TAREA
Copia todas las líneas del material sin cambiar nada.

MATERIAL DE TRABAJO
####

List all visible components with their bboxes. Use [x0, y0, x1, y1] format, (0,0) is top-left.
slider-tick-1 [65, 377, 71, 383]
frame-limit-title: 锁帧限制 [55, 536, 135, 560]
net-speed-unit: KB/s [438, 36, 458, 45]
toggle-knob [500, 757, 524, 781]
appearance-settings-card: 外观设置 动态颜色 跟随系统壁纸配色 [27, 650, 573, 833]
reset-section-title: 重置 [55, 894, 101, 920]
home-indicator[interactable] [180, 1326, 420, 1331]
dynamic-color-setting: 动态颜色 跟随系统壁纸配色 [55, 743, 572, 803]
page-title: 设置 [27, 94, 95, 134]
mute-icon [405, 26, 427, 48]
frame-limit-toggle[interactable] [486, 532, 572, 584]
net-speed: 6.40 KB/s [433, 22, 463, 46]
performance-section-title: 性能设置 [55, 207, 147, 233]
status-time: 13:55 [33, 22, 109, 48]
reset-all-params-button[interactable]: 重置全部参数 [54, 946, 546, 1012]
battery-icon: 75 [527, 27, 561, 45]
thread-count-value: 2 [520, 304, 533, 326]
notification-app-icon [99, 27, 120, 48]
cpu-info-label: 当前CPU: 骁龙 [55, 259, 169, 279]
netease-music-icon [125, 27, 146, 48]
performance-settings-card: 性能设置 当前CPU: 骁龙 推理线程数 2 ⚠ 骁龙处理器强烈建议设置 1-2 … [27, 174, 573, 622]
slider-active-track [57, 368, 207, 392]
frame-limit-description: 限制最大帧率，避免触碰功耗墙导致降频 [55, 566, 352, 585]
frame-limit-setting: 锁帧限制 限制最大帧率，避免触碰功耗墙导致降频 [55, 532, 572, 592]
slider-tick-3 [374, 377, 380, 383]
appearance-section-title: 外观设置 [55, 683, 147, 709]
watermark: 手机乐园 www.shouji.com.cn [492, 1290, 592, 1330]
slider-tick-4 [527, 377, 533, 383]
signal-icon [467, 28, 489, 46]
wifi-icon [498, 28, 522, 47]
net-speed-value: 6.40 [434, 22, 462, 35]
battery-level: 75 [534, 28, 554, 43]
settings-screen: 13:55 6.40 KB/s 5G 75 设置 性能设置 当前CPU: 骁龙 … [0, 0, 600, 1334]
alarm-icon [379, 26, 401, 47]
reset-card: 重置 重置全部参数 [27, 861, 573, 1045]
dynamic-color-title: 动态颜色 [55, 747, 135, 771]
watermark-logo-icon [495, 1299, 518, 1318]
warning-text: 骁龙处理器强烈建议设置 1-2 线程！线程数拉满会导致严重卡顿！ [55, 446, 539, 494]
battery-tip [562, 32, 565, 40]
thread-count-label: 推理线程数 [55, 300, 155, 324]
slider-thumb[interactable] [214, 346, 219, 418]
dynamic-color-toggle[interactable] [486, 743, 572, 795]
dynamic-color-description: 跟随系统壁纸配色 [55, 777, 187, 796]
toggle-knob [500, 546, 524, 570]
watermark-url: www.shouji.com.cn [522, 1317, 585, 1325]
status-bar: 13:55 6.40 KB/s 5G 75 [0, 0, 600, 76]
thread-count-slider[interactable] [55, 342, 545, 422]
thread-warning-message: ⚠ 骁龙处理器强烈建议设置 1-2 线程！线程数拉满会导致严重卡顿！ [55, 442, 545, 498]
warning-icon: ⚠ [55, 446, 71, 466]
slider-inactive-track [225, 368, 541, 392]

####

RESPUESTA COMPLETA
List all visible components with their bboxes. Use [x0, y0, x1, y1] format, (0,0) is top-left.
slider-tick-1 [65, 377, 71, 383]
frame-limit-title: 锁帧限制 [55, 536, 135, 560]
net-speed-unit: KB/s [438, 36, 458, 45]
toggle-knob [500, 757, 524, 781]
appearance-settings-card: 外观设置 动态颜色 跟随系统壁纸配色 [27, 650, 573, 833]
reset-section-title: 重置 [55, 894, 101, 920]
home-indicator[interactable] [180, 1326, 420, 1331]
dynamic-color-setting: 动态颜色 跟随系统壁纸配色 [55, 743, 572, 803]
page-title: 设置 [27, 94, 95, 134]
mute-icon [405, 26, 427, 48]
frame-limit-toggle[interactable] [486, 532, 572, 584]
net-speed: 6.40 KB/s [433, 22, 463, 46]
performance-section-title: 性能设置 [55, 207, 147, 233]
status-time: 13:55 [33, 22, 109, 48]
reset-all-params-button[interactable]: 重置全部参数 [54, 946, 546, 1012]
battery-icon: 75 [527, 27, 561, 45]
thread-count-value: 2 [520, 304, 533, 326]
notification-app-icon [99, 27, 120, 48]
cpu-info-label: 当前CPU: 骁龙 [55, 259, 169, 279]
netease-music-icon [125, 27, 146, 48]
performance-settings-card: 性能设置 当前CPU: 骁龙 推理线程数 2 ⚠ 骁龙处理器强烈建议设置 1-2 … [27, 174, 573, 622]
slider-active-track [57, 368, 207, 392]
frame-limit-description: 限制最大帧率，避免触碰功耗墙导致降频 [55, 566, 352, 585]
frame-limit-setting: 锁帧限制 限制最大帧率，避免触碰功耗墙导致降频 [55, 532, 572, 592]
slider-tick-3 [374, 377, 380, 383]
appearance-section-title: 外观设置 [55, 683, 147, 709]
watermark: 手机乐园 www.shouji.com.cn [492, 1290, 592, 1330]
slider-tick-4 [527, 377, 533, 383]
signal-icon [467, 28, 489, 46]
wifi-icon [498, 28, 522, 47]
net-speed-value: 6.40 [434, 22, 462, 35]
battery-level: 75 [534, 28, 554, 43]
settings-screen: 13:55 6.40 KB/s 5G 75 设置 性能设置 当前CPU: 骁龙 … [0, 0, 600, 1334]
alarm-icon [379, 26, 401, 47]
reset-card: 重置 重置全部参数 [27, 861, 573, 1045]
dynamic-color-title: 动态颜色 [55, 747, 135, 771]
watermark-logo-icon [495, 1299, 518, 1318]
warning-text: 骁龙处理器强烈建议设置 1-2 线程！线程数拉满会导致严重卡顿！ [55, 446, 539, 494]
battery-tip [562, 32, 565, 40]
thread-count-label: 推理线程数 [55, 300, 155, 324]
slider-thumb[interactable] [214, 346, 219, 418]
dynamic-color-toggle[interactable] [486, 743, 572, 795]
dynamic-color-description: 跟随系统壁纸配色 [55, 777, 187, 796]
toggle-knob [500, 546, 524, 570]
watermark-url: www.shouji.com.cn [522, 1317, 585, 1325]
status-bar: 13:55 6.40 KB/s 5G 75 [0, 0, 600, 76]
thread-count-slider[interactable] [55, 342, 545, 422]
thread-warning-message: ⚠ 骁龙处理器强烈建议设置 1-2 线程！线程数拉满会导致严重卡顿！ [55, 442, 545, 498]
warning-icon: ⚠ [55, 446, 71, 466]
slider-inactive-track [225, 368, 541, 392]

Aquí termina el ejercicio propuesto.